■ Written exercise:
The entries below need to be written out exactly, with no pictures included.

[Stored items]
··········
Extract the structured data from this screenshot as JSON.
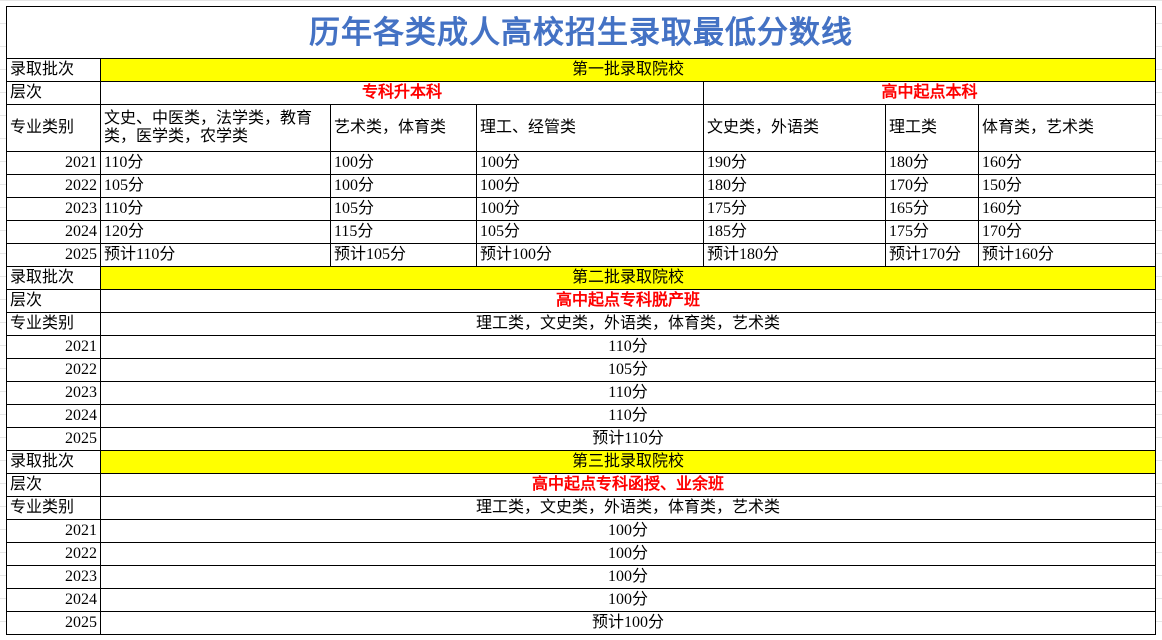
{
  "title": "历年各类成人高校招生录取最低分数线",
  "labels": {
    "batch": "录取批次",
    "level": "层次",
    "category": "专业类别"
  },
  "colors": {
    "title": "#4472c4",
    "batch_fill": "#ffff00",
    "level_text": "#ff0000"
  },
  "batch1": {
    "name": "第一批录取院校",
    "levels": [
      "专科升本科",
      "高中起点本科"
    ],
    "categories": [
      "文史、中医类，法学类，教育类，医学类，农学类",
      "艺术类，体育类",
      "理工、经管类",
      "文史类，外语类",
      "理工类",
      "体育类，艺术类"
    ],
    "rows": [
      {
        "year": "2021",
        "values": [
          "110分",
          "100分",
          "100分",
          "190分",
          "180分",
          "160分"
        ]
      },
      {
        "year": "2022",
        "values": [
          "105分",
          "100分",
          "100分",
          "180分",
          "170分",
          "150分"
        ]
      },
      {
        "year": "2023",
        "values": [
          "110分",
          "105分",
          "100分",
          "175分",
          "165分",
          "160分"
        ]
      },
      {
        "year": "2024",
        "values": [
          "120分",
          "115分",
          "105分",
          "185分",
          "175分",
          "170分"
        ]
      },
      {
        "year": "2025",
        "values": [
          "预计110分",
          "预计105分",
          "预计100分",
          "预计180分",
          "预计170分",
          "预计160分"
        ]
      }
    ]
  },
  "batch2": {
    "name": "第二批录取院校",
    "level": "高中起点专科脱产班",
    "category": "理工类，文史类，外语类，体育类，艺术类",
    "rows": [
      {
        "year": "2021",
        "value": "110分"
      },
      {
        "year": "2022",
        "value": "105分"
      },
      {
        "year": "2023",
        "value": "110分"
      },
      {
        "year": "2024",
        "value": "110分"
      },
      {
        "year": "2025",
        "value": "预计110分"
      }
    ]
  },
  "batch3": {
    "name": "第三批录取院校",
    "level": "高中起点专科函授、业余班",
    "category": "理工类，文史类，外语类，体育类，艺术类",
    "rows": [
      {
        "year": "2021",
        "value": "100分"
      },
      {
        "year": "2022",
        "value": "100分"
      },
      {
        "year": "2023",
        "value": "100分"
      },
      {
        "year": "2024",
        "value": "100分"
      },
      {
        "year": "2025",
        "value": "预计100分"
      }
    ]
  }
}
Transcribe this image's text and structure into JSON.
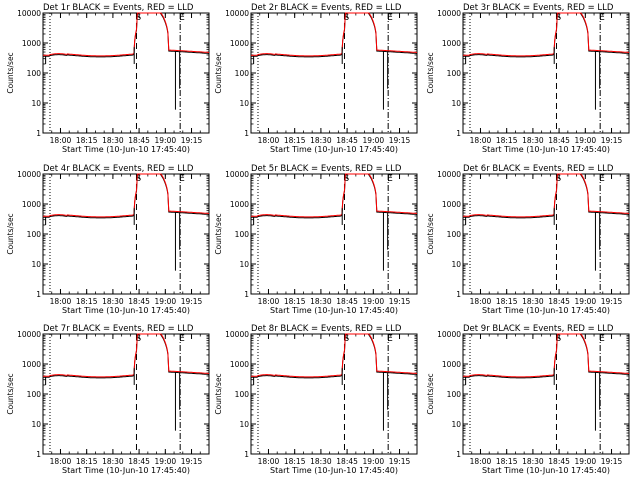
··········
■ Reply to the exercise:
Extract the structured data from this screenshot as JSON.
{
  "title": "历年各类成人高校招生录取最低分数线",
  "labels": {
    "batch": "录取批次",
    "level": "层次",
    "category": "专业类别"
  },
  "colors": {
    "title": "#4472c4",
    "batch_fill": "#ffff00",
    "level_text": "#ff0000"
  },
  "batch1": {
    "name": "第一批录取院校",
    "levels": [
      "专科升本科",
      "高中起点本科"
    ],
    "categories": [
      "文史、中医类，法学类，教育类，医学类，农学类",
      "艺术类，体育类",
      "理工、经管类",
      "文史类，外语类",
      "理工类",
      "体育类，艺术类"
    ],
    "rows": [
      {
        "year": "2021",
        "values": [
          "110分",
          "100分",
          "100分",
          "190分",
          "180分",
          "160分"
        ]
      },
      {
        "year": "2022",
        "values": [
          "105分",
          "100分",
          "100分",
          "180分",
          "170分",
          "150分"
        ]
      },
      {
        "year": "2023",
        "values": [
          "110分",
          "105分",
          "100分",
          "175分",
          "165分",
          "160分"
        ]
      },
      {
        "year": "2024",
        "values": [
          "120分",
          "115分",
          "105分",
          "185分",
          "175分",
          "170分"
        ]
      },
      {
        "year": "2025",
        "values": [
          "预计110分",
          "预计105分",
          "预计100分",
          "预计180分",
          "预计170分",
          "预计160分"
        ]
      }
    ]
  },
  "batch2": {
    "name": "第二批录取院校",
    "level": "高中起点专科脱产班",
    "category": "理工类，文史类，外语类，体育类，艺术类",
    "rows": [
      {
        "year": "2021",
        "value": "110分"
      },
      {
        "year": "2022",
        "value": "105分"
      },
      {
        "year": "2023",
        "value": "110分"
      },
      {
        "year": "2024",
        "value": "110分"
      },
      {
        "year": "2025",
        "value": "预计110分"
      }
    ]
  },
  "batch3": {
    "name": "第三批录取院校",
    "level": "高中起点专科函授、业余班",
    "category": "理工类，文史类，外语类，体育类，艺术类",
    "rows": [
      {
        "year": "2021",
        "value": "100分"
      },
      {
        "year": "2022",
        "value": "100分"
      },
      {
        "year": "2023",
        "value": "100分"
      },
      {
        "year": "2024",
        "value": "100分"
      },
      {
        "year": "2025",
        "value": "预计100分"
      }
    ]
  }
}
Transcribe this image's text and structure into JSON.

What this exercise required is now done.